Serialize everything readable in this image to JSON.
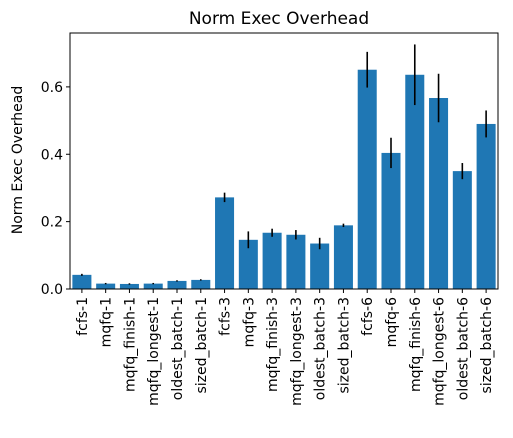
{
  "chart_data": {
    "type": "bar",
    "title": "Norm Exec Overhead",
    "xlabel": "",
    "ylabel": "Norm Exec Overhead",
    "ylim": [
      0,
      0.76
    ],
    "yticks": [
      0.0,
      0.2,
      0.4,
      0.6
    ],
    "ytick_labels": [
      "0.0",
      "0.2",
      "0.4",
      "0.6"
    ],
    "grid": false,
    "bar_color": "#1f77b4",
    "error_color": "#000000",
    "categories": [
      "fcfs-1",
      "mqfq-1",
      "mqfq_finish-1",
      "mqfq_longest-1",
      "oldest_batch-1",
      "sized_batch-1",
      "fcfs-3",
      "mqfq-3",
      "mqfq_finish-3",
      "mqfq_longest-3",
      "oldest_batch-3",
      "sized_batch-3",
      "fcfs-6",
      "mqfq-6",
      "mqfq_finish-6",
      "mqfq_longest-6",
      "oldest_batch-6",
      "sized_batch-6"
    ],
    "values": [
      0.042,
      0.016,
      0.015,
      0.016,
      0.024,
      0.027,
      0.272,
      0.146,
      0.167,
      0.161,
      0.135,
      0.189,
      0.651,
      0.404,
      0.636,
      0.567,
      0.35,
      0.49
    ],
    "errors": [
      0.003,
      0.002,
      0.002,
      0.002,
      0.002,
      0.002,
      0.014,
      0.025,
      0.012,
      0.014,
      0.017,
      0.005,
      0.053,
      0.045,
      0.09,
      0.072,
      0.024,
      0.04
    ]
  }
}
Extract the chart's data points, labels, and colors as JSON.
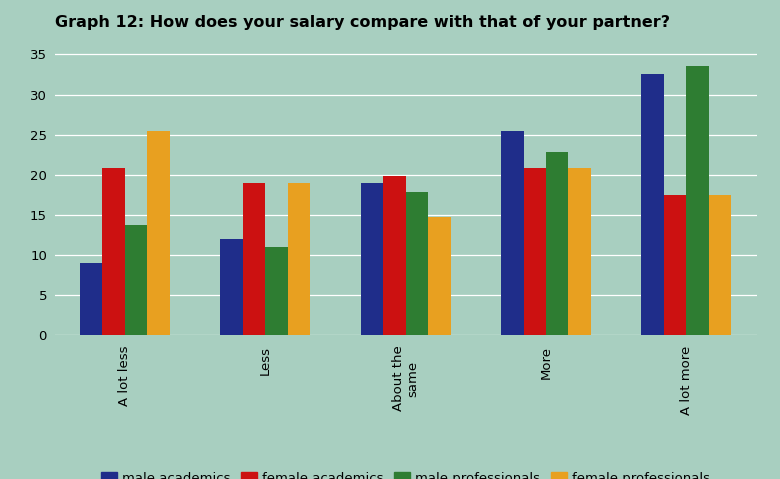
{
  "title": "Graph 12: How does your salary compare with that of your partner?",
  "categories": [
    "A lot less",
    "Less",
    "About the\nsame",
    "More",
    "A lot more"
  ],
  "series": {
    "male academics": [
      9,
      12,
      19,
      25.5,
      32.5
    ],
    "female academics": [
      20.8,
      19,
      19.8,
      20.8,
      17.5
    ],
    "male professionals": [
      13.8,
      11,
      17.8,
      22.8,
      33.5
    ],
    "female professionals": [
      25.5,
      19,
      14.8,
      20.8,
      17.5
    ]
  },
  "colors": {
    "male academics": "#1f2d8a",
    "female academics": "#cc1111",
    "male professionals": "#2e7d32",
    "female professionals": "#e8a020"
  },
  "legend_order": [
    "male academics",
    "female academics",
    "male professionals",
    "female professionals"
  ],
  "ylim": [
    0,
    37
  ],
  "yticks": [
    0,
    5,
    10,
    15,
    20,
    25,
    30,
    35
  ],
  "background_color": "#a8cfc0",
  "grid_color": "#ffffff",
  "title_fontsize": 11.5,
  "tick_fontsize": 9.5,
  "legend_fontsize": 9.5,
  "bar_width": 0.16
}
☆ ☆ ☆ ☆ ☆
*Directions for this task*:
Reproduce the listing above exactly, excluding all pictures.

*Solution*:
Serialize everything readable in this image to JSON.
{
  "chart_data": {
    "type": "bar",
    "title": "Norm Exec Overhead",
    "xlabel": "",
    "ylabel": "Norm Exec Overhead",
    "ylim": [
      0,
      0.76
    ],
    "yticks": [
      0.0,
      0.2,
      0.4,
      0.6
    ],
    "ytick_labels": [
      "0.0",
      "0.2",
      "0.4",
      "0.6"
    ],
    "grid": false,
    "bar_color": "#1f77b4",
    "error_color": "#000000",
    "categories": [
      "fcfs-1",
      "mqfq-1",
      "mqfq_finish-1",
      "mqfq_longest-1",
      "oldest_batch-1",
      "sized_batch-1",
      "fcfs-3",
      "mqfq-3",
      "mqfq_finish-3",
      "mqfq_longest-3",
      "oldest_batch-3",
      "sized_batch-3",
      "fcfs-6",
      "mqfq-6",
      "mqfq_finish-6",
      "mqfq_longest-6",
      "oldest_batch-6",
      "sized_batch-6"
    ],
    "values": [
      0.042,
      0.016,
      0.015,
      0.016,
      0.024,
      0.027,
      0.272,
      0.146,
      0.167,
      0.161,
      0.135,
      0.189,
      0.651,
      0.404,
      0.636,
      0.567,
      0.35,
      0.49
    ],
    "errors": [
      0.003,
      0.002,
      0.002,
      0.002,
      0.002,
      0.002,
      0.014,
      0.025,
      0.012,
      0.014,
      0.017,
      0.005,
      0.053,
      0.045,
      0.09,
      0.072,
      0.024,
      0.04
    ]
  }
}
Extract the chart's data points, labels, and colors as JSON.
{
  "title": "Graph 12: How does your salary compare with that of your partner?",
  "categories": [
    "A lot less",
    "Less",
    "About the\nsame",
    "More",
    "A lot more"
  ],
  "series": {
    "male academics": [
      9,
      12,
      19,
      25.5,
      32.5
    ],
    "female academics": [
      20.8,
      19,
      19.8,
      20.8,
      17.5
    ],
    "male professionals": [
      13.8,
      11,
      17.8,
      22.8,
      33.5
    ],
    "female professionals": [
      25.5,
      19,
      14.8,
      20.8,
      17.5
    ]
  },
  "colors": {
    "male academics": "#1f2d8a",
    "female academics": "#cc1111",
    "male professionals": "#2e7d32",
    "female professionals": "#e8a020"
  },
  "legend_order": [
    "male academics",
    "female academics",
    "male professionals",
    "female professionals"
  ],
  "ylim": [
    0,
    37
  ],
  "yticks": [
    0,
    5,
    10,
    15,
    20,
    25,
    30,
    35
  ],
  "background_color": "#a8cfc0",
  "grid_color": "#ffffff",
  "title_fontsize": 11.5,
  "tick_fontsize": 9.5,
  "legend_fontsize": 9.5,
  "bar_width": 0.16
}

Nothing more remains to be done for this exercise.